Your task is to give the data again, exactly, with every line intact.

§ **LISTED ENTRIES**
------------------------------

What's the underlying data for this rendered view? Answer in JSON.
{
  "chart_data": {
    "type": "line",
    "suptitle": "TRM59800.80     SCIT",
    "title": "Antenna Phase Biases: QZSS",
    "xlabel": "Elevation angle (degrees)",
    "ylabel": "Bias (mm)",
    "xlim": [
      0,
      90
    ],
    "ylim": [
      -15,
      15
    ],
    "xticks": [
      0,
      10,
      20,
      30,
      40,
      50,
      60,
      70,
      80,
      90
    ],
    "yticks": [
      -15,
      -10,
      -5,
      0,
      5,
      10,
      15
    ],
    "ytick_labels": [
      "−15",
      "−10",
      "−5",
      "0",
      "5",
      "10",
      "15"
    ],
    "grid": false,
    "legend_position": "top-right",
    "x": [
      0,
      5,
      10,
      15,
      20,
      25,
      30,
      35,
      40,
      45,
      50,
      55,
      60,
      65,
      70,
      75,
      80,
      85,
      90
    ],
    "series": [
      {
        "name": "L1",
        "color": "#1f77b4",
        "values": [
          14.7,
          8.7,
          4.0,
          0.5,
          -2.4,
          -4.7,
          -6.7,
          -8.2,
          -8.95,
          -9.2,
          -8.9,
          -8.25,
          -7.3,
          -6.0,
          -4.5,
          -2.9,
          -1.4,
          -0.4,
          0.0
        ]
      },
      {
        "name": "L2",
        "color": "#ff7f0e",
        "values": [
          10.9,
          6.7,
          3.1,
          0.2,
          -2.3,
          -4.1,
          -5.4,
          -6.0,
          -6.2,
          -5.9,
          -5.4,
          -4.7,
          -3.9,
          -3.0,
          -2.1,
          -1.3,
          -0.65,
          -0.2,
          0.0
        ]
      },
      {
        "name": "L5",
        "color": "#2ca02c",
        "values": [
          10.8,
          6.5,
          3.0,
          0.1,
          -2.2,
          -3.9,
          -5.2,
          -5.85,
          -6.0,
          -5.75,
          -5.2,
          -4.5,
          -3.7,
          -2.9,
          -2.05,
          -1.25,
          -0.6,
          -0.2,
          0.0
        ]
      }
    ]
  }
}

------------------------------

§ **TASK SOLUTION**
What's the underlying data for this rendered view? Answer in JSON.
{
  "chart_data": {
    "type": "line",
    "suptitle": "TRM59800.80     SCIT",
    "title": "Antenna Phase Biases: QZSS",
    "xlabel": "Elevation angle (degrees)",
    "ylabel": "Bias (mm)",
    "xlim": [
      0,
      90
    ],
    "ylim": [
      -15,
      15
    ],
    "xticks": [
      0,
      10,
      20,
      30,
      40,
      50,
      60,
      70,
      80,
      90
    ],
    "yticks": [
      -15,
      -10,
      -5,
      0,
      5,
      10,
      15
    ],
    "ytick_labels": [
      "−15",
      "−10",
      "−5",
      "0",
      "5",
      "10",
      "15"
    ],
    "grid": false,
    "legend_position": "top-right",
    "x": [
      0,
      5,
      10,
      15,
      20,
      25,
      30,
      35,
      40,
      45,
      50,
      55,
      60,
      65,
      70,
      75,
      80,
      85,
      90
    ],
    "series": [
      {
        "name": "L1",
        "color": "#1f77b4",
        "values": [
          14.7,
          8.7,
          4.0,
          0.5,
          -2.4,
          -4.7,
          -6.7,
          -8.2,
          -8.95,
          -9.2,
          -8.9,
          -8.25,
          -7.3,
          -6.0,
          -4.5,
          -2.9,
          -1.4,
          -0.4,
          0.0
        ]
      },
      {
        "name": "L2",
        "color": "#ff7f0e",
        "values": [
          10.9,
          6.7,
          3.1,
          0.2,
          -2.3,
          -4.1,
          -5.4,
          -6.0,
          -6.2,
          -5.9,
          -5.4,
          -4.7,
          -3.9,
          -3.0,
          -2.1,
          -1.3,
          -0.65,
          -0.2,
          0.0
        ]
      },
      {
        "name": "L5",
        "color": "#2ca02c",
        "values": [
          10.8,
          6.5,
          3.0,
          0.1,
          -2.2,
          -3.9,
          -5.2,
          -5.85,
          -6.0,
          -5.75,
          -5.2,
          -4.5,
          -3.7,
          -2.9,
          -2.05,
          -1.25,
          -0.6,
          -0.2,
          0.0
        ]
      }
    ]
  }
}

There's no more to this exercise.